■ **AIM OF THE TASK**: Can you output the records below exactly as they are written?

Recorded data
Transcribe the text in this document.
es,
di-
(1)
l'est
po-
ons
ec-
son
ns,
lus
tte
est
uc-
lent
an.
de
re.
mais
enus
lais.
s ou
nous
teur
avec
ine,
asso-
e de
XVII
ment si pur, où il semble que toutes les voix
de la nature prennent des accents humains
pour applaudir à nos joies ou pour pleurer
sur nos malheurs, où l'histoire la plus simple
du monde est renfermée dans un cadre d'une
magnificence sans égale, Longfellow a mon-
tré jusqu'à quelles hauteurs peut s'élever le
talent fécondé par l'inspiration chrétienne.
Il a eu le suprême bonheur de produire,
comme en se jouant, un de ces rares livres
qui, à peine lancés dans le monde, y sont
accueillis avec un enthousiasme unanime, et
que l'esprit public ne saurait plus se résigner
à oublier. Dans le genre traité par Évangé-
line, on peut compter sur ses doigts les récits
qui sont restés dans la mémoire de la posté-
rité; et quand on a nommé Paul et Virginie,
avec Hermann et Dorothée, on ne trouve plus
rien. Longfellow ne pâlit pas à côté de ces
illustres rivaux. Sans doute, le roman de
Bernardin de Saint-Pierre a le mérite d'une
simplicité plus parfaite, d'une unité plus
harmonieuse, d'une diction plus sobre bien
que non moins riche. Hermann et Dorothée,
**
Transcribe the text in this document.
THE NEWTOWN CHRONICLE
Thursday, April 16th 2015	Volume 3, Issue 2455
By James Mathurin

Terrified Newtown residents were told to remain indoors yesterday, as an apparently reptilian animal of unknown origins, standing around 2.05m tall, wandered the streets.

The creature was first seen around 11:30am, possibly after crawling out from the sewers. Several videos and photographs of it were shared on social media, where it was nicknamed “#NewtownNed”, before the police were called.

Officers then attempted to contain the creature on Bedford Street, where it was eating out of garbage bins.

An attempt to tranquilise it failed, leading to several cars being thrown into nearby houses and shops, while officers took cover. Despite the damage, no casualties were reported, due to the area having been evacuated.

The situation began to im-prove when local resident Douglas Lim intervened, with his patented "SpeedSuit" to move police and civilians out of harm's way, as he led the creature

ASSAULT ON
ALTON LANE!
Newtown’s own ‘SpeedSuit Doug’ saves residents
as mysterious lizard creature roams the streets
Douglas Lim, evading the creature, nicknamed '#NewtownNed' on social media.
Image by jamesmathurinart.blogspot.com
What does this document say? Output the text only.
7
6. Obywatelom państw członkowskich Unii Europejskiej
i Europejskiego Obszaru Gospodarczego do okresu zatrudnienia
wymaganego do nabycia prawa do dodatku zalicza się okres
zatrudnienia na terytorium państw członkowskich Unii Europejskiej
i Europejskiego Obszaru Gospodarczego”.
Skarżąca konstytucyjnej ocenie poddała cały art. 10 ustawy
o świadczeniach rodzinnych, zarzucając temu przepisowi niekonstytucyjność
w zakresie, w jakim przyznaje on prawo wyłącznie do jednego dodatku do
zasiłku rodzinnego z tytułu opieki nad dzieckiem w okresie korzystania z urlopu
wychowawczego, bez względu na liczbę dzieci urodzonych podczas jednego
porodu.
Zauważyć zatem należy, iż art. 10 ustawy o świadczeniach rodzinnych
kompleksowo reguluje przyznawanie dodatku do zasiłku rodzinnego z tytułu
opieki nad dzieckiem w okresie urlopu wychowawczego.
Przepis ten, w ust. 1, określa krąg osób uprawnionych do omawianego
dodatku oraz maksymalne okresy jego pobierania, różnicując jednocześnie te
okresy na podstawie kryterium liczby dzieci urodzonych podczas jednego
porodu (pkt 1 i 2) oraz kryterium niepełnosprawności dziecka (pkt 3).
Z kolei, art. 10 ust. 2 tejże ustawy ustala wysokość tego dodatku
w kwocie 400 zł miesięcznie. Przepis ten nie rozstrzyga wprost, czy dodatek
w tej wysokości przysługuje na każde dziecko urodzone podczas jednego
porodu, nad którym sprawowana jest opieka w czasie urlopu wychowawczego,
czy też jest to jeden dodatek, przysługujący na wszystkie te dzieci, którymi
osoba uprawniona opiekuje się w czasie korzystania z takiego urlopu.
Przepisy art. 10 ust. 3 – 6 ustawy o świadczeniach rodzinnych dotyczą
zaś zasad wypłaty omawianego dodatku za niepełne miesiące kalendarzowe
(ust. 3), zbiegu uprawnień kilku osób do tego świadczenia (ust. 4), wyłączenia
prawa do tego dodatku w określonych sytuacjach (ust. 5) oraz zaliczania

■ **FINISHED EXERCISE**:
Transcribe the text in this document.
es,
di-
(1)
l'est
po-
ons
ec-
son
ns,
lus
tte
est
uc-
lent
an.
de
re.
mais
enus
lais.
s ou
nous
teur
avec
ine,
asso-
e de
XVII
ment si pur, où il semble que toutes les voix
de la nature prennent des accents humains
pour applaudir à nos joies ou pour pleurer
sur nos malheurs, où l'histoire la plus simple
du monde est renfermée dans un cadre d'une
magnificence sans égale, Longfellow a mon-
tré jusqu'à quelles hauteurs peut s'élever le
talent fécondé par l'inspiration chrétienne.
Il a eu le suprême bonheur de produire,
comme en se jouant, un de ces rares livres
qui, à peine lancés dans le monde, y sont
accueillis avec un enthousiasme unanime, et
que l'esprit public ne saurait plus se résigner
à oublier. Dans le genre traité par Évangé-
line, on peut compter sur ses doigts les récits
qui sont restés dans la mémoire de la posté-
rité; et quand on a nommé Paul et Virginie,
avec Hermann et Dorothée, on ne trouve plus
rien. Longfellow ne pâlit pas à côté de ces
illustres rivaux. Sans doute, le roman de
Bernardin de Saint-Pierre a le mérite d'une
simplicité plus parfaite, d'une unité plus
harmonieuse, d'une diction plus sobre bien
que non moins riche. Hermann et Dorothée,
**
Transcribe the text in this document.
THE NEWTOWN CHRONICLE
Thursday, April 16th 2015	Volume 3, Issue 2455
By James Mathurin

Terrified Newtown residents were told to remain indoors yesterday, as an apparently reptilian animal of unknown origins, standing around 2.05m tall, wandered the streets.

The creature was first seen around 11:30am, possibly after crawling out from the sewers. Several videos and photographs of it were shared on social media, where it was nicknamed “#NewtownNed”, before the police were called.

Officers then attempted to contain the creature on Bedford Street, where it was eating out of garbage bins.

An attempt to tranquilise it failed, leading to several cars being thrown into nearby houses and shops, while officers took cover. Despite the damage, no casualties were reported, due to the area having been evacuated.

The situation began to im-prove when local resident Douglas Lim intervened, with his patented "SpeedSuit" to move police and civilians out of harm's way, as he led the creature

ASSAULT ON
ALTON LANE!
Newtown’s own ‘SpeedSuit Doug’ saves residents
as mysterious lizard creature roams the streets
Douglas Lim, evading the creature, nicknamed '#NewtownNed' on social media.
Image by jamesmathurinart.blogspot.com
What does this document say? Output the text only.
7
6. Obywatelom państw członkowskich Unii Europejskiej
i Europejskiego Obszaru Gospodarczego do okresu zatrudnienia
wymaganego do nabycia prawa do dodatku zalicza się okres
zatrudnienia na terytorium państw członkowskich Unii Europejskiej
i Europejskiego Obszaru Gospodarczego”.
Skarżąca konstytucyjnej ocenie poddała cały art. 10 ustawy
o świadczeniach rodzinnych, zarzucając temu przepisowi niekonstytucyjność
w zakresie, w jakim przyznaje on prawo wyłącznie do jednego dodatku do
zasiłku rodzinnego z tytułu opieki nad dzieckiem w okresie korzystania z urlopu
wychowawczego, bez względu na liczbę dzieci urodzonych podczas jednego
porodu.
Zauważyć zatem należy, iż art. 10 ustawy o świadczeniach rodzinnych
kompleksowo reguluje przyznawanie dodatku do zasiłku rodzinnego z tytułu
opieki nad dzieckiem w okresie urlopu wychowawczego.
Przepis ten, w ust. 1, określa krąg osób uprawnionych do omawianego
dodatku oraz maksymalne okresy jego pobierania, różnicując jednocześnie te
okresy na podstawie kryterium liczby dzieci urodzonych podczas jednego
porodu (pkt 1 i 2) oraz kryterium niepełnosprawności dziecka (pkt 3).
Z kolei, art. 10 ust. 2 tejże ustawy ustala wysokość tego dodatku
w kwocie 400 zł miesięcznie. Przepis ten nie rozstrzyga wprost, czy dodatek
w tej wysokości przysługuje na każde dziecko urodzone podczas jednego
porodu, nad którym sprawowana jest opieka w czasie urlopu wychowawczego,
czy też jest to jeden dodatek, przysługujący na wszystkie te dzieci, którymi
osoba uprawniona opiekuje się w czasie korzystania z takiego urlopu.
Przepisy art. 10 ust. 3 – 6 ustawy o świadczeniach rodzinnych dotyczą
zaś zasad wypłaty omawianego dodatku za niepełne miesiące kalendarzowe
(ust. 3), zbiegu uprawnień kilku osób do tego świadczenia (ust. 4), wyłączenia
prawa do tego dodatku w określonych sytuacjach (ust. 5) oraz zaliczania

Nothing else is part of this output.